Work required
Count the lines that hold the string "JSON". Reply with the number alone.

Records shown
==*==

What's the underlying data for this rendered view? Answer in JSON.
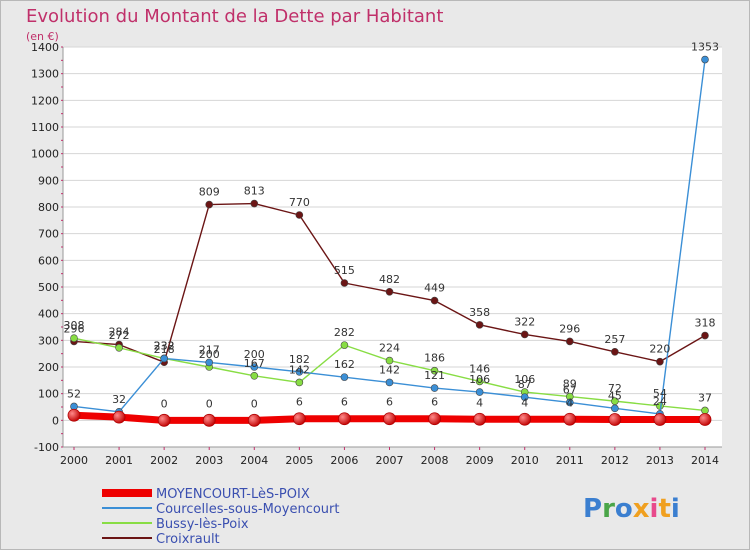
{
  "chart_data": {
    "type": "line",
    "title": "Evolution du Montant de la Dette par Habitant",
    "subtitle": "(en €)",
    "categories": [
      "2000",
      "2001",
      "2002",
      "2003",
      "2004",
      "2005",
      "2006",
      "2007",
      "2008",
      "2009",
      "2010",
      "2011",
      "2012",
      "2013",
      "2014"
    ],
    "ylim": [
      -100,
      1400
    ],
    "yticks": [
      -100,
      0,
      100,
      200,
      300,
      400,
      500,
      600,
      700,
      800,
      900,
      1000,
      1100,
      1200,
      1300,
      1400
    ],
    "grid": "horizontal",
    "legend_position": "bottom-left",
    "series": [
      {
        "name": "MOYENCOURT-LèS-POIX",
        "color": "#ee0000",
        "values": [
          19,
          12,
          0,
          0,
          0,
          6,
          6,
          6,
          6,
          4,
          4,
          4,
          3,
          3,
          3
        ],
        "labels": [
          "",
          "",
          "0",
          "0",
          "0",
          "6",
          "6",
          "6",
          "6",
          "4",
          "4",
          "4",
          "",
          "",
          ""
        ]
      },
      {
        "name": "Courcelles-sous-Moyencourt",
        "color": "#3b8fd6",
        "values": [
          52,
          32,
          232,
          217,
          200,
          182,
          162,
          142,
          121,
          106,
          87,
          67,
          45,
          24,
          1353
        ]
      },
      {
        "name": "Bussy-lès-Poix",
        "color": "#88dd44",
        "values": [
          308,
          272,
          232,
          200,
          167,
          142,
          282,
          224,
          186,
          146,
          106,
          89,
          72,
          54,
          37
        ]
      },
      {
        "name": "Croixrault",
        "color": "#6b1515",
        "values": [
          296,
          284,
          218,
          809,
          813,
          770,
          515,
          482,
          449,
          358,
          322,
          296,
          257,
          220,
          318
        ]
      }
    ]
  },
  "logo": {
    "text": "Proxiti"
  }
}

==*==

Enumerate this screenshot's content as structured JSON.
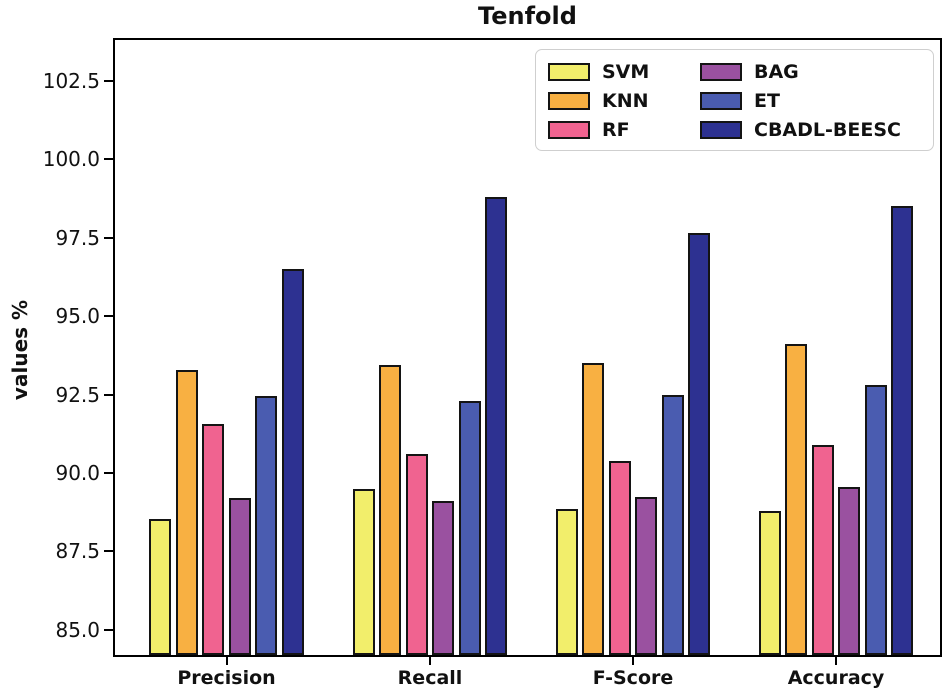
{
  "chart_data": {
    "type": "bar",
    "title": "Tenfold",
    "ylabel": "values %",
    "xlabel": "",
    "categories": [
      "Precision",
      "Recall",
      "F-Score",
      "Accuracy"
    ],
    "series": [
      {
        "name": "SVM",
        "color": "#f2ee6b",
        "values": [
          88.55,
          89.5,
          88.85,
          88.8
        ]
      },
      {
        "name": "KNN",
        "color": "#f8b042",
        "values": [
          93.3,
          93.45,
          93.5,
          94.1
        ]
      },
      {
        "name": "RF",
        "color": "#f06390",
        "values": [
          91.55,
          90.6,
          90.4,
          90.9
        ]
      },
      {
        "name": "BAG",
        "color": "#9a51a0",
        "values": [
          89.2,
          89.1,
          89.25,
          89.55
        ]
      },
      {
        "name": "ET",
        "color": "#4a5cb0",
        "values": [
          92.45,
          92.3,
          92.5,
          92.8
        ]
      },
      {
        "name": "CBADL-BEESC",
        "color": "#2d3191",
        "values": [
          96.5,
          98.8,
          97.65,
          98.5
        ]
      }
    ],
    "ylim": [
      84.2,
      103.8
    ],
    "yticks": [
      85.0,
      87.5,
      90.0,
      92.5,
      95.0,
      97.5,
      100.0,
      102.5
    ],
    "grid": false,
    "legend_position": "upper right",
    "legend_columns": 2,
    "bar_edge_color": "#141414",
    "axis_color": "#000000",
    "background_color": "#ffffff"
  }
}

==*==

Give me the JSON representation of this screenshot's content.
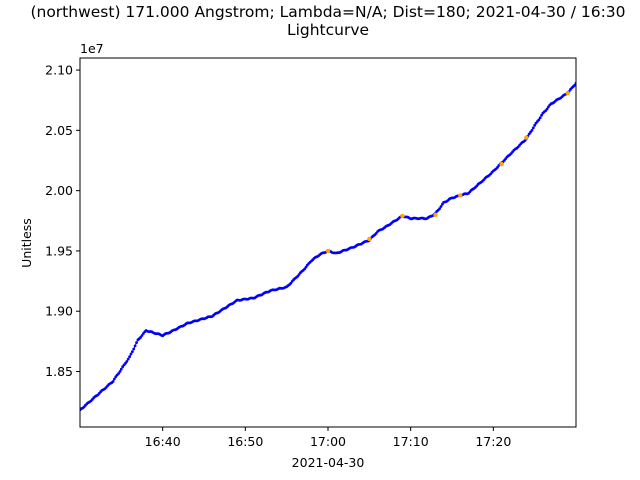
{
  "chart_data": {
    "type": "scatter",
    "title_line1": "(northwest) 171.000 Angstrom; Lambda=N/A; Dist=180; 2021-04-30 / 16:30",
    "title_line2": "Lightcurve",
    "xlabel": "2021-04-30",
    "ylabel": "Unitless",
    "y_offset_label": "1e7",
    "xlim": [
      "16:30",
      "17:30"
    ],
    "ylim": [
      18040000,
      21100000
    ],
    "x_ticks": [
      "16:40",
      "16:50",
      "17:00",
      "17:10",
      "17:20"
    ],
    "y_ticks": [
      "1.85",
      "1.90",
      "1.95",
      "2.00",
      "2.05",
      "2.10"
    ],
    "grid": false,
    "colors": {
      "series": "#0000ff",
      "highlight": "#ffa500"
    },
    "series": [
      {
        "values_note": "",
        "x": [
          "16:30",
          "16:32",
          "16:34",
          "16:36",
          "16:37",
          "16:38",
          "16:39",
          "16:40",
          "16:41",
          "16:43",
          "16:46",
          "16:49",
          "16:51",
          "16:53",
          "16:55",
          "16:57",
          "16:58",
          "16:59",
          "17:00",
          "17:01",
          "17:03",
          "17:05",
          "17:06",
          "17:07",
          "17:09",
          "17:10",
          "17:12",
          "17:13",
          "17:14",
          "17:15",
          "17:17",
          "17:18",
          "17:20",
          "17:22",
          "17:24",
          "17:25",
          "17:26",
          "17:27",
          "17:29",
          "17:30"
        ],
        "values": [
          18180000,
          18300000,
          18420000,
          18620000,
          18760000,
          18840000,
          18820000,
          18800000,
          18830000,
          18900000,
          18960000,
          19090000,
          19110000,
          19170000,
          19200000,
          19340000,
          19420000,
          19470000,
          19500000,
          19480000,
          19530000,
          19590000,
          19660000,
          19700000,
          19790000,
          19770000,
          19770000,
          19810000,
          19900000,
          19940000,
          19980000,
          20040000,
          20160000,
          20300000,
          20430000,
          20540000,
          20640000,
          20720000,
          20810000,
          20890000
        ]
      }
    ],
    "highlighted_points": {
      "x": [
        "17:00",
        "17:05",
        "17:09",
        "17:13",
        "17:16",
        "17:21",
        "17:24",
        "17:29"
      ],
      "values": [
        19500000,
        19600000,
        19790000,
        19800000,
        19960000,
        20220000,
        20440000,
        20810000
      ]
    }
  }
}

==*==

Result for this task
3